Seek out every line containing the word "text", and copy each.
##########
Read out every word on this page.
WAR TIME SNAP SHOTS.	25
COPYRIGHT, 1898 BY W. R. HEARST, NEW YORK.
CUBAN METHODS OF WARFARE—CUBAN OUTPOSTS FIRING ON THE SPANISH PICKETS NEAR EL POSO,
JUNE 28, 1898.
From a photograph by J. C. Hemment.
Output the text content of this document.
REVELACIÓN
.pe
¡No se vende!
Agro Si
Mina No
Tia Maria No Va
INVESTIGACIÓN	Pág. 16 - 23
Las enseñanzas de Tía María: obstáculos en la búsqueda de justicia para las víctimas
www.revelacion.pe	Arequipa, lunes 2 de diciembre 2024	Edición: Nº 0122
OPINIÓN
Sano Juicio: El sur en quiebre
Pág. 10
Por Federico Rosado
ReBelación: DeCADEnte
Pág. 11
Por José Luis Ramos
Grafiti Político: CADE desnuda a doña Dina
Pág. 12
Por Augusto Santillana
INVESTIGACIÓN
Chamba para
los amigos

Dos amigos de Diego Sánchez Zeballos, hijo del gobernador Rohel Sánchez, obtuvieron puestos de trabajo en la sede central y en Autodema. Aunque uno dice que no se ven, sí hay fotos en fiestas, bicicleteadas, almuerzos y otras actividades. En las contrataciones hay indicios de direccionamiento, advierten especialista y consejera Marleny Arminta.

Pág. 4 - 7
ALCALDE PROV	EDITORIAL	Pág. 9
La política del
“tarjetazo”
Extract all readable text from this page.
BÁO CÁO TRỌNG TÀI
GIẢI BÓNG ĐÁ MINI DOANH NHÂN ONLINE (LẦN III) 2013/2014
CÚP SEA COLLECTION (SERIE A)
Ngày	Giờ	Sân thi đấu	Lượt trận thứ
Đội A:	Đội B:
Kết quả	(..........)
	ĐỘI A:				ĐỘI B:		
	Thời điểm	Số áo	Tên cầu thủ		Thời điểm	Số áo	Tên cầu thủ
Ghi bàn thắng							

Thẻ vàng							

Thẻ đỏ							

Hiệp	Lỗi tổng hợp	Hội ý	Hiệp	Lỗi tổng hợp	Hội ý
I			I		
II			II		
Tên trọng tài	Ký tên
##########
- [CORRECT ANSWER]
Output the text content of this document.
Extract all readable text from this page.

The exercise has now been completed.